_What the task requires_. Identify the lines containing the word "xlabel". Copy each one.

_Information supplied_.
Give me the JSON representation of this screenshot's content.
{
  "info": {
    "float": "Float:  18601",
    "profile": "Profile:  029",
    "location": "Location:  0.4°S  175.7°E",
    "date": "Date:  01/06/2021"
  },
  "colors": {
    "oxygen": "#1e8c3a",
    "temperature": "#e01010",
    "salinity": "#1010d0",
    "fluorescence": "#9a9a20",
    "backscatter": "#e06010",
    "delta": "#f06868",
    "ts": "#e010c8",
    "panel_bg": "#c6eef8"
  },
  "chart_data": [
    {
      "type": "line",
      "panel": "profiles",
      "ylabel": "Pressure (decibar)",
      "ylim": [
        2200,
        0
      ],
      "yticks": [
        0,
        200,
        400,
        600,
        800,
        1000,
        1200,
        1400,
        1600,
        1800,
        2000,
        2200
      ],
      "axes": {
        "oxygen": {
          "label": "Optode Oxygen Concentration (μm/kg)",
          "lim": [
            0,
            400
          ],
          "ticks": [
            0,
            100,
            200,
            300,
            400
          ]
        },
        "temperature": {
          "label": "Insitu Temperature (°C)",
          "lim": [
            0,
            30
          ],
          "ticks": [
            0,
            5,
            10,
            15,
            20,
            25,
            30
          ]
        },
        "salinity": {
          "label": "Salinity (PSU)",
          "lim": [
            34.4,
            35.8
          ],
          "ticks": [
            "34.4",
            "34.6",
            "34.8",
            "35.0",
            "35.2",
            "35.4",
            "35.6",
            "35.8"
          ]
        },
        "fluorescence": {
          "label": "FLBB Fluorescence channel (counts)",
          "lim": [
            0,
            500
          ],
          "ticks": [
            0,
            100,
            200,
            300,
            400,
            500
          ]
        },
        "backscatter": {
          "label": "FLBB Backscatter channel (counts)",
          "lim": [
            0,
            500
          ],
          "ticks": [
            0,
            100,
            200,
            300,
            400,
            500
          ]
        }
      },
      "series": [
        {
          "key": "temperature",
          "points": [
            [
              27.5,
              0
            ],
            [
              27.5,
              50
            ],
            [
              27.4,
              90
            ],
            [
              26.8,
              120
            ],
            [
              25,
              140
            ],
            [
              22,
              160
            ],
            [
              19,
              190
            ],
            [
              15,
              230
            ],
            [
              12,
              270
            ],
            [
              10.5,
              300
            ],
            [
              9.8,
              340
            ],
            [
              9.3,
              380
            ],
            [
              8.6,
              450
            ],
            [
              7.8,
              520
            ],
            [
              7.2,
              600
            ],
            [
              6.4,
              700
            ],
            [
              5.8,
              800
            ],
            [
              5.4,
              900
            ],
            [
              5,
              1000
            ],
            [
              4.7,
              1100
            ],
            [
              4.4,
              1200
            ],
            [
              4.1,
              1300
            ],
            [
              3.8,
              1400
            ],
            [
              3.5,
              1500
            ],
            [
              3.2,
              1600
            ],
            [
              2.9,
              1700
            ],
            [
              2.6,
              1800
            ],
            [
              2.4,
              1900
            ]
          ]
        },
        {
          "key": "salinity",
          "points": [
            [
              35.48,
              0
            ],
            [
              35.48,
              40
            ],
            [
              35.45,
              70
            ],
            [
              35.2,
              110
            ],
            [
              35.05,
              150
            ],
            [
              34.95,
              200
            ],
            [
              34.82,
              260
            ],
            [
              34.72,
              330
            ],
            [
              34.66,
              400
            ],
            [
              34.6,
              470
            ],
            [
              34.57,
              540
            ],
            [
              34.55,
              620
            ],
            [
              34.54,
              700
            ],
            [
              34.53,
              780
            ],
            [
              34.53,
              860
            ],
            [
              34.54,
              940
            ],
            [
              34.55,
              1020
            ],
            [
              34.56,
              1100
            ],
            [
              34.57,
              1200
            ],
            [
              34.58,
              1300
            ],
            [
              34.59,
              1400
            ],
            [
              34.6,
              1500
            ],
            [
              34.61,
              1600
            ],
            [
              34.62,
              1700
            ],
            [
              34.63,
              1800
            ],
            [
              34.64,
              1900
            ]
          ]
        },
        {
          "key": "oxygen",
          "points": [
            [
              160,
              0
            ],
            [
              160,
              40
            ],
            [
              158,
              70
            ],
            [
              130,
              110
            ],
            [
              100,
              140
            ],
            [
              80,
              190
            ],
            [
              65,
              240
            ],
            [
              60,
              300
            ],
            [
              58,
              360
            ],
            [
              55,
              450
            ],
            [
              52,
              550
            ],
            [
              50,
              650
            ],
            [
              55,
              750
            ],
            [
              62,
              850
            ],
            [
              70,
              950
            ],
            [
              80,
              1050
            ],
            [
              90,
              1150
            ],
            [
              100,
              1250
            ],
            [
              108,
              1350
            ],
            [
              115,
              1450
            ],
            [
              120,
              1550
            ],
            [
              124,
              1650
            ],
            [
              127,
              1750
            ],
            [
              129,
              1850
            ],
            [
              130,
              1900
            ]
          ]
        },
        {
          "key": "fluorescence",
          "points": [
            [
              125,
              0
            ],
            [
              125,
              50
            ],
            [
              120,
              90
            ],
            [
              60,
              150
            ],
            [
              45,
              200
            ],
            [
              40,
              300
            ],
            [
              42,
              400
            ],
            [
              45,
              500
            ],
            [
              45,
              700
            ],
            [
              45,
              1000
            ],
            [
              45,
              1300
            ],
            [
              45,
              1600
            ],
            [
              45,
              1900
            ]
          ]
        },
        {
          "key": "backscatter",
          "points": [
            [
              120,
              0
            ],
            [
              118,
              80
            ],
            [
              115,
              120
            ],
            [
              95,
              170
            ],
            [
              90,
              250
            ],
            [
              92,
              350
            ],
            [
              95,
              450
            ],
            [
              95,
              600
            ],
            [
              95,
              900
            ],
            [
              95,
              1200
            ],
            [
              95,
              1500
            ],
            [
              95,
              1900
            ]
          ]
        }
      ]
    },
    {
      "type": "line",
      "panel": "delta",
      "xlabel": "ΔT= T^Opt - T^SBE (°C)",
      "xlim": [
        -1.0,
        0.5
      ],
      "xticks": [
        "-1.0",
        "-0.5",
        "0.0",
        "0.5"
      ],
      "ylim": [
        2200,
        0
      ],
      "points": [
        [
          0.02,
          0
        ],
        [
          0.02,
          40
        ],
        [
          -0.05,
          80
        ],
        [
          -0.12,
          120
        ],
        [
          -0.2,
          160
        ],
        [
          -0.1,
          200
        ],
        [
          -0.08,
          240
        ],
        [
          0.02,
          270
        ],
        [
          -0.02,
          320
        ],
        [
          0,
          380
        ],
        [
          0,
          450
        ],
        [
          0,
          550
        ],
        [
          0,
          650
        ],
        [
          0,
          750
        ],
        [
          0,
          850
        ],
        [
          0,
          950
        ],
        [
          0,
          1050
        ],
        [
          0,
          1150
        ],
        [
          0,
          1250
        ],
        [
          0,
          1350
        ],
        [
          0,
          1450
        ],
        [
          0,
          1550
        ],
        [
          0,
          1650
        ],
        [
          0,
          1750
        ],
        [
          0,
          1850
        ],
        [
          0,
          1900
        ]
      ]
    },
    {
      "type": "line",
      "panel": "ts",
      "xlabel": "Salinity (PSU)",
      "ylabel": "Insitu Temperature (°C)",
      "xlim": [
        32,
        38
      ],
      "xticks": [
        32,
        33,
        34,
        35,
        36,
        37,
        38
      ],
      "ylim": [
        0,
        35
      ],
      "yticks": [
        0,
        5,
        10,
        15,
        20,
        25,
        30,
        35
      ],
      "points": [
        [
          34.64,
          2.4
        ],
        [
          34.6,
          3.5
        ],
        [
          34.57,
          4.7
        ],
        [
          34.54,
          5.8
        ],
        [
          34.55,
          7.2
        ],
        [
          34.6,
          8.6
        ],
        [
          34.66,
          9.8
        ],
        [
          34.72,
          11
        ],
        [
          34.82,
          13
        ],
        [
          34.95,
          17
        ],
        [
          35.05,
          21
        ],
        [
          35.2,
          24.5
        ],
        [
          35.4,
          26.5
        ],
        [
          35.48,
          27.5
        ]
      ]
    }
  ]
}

_Written reply_.
      "xlabel": "ΔT= T^Opt - T^SBE (°C)",
      "xlabel": "Salinity (PSU)",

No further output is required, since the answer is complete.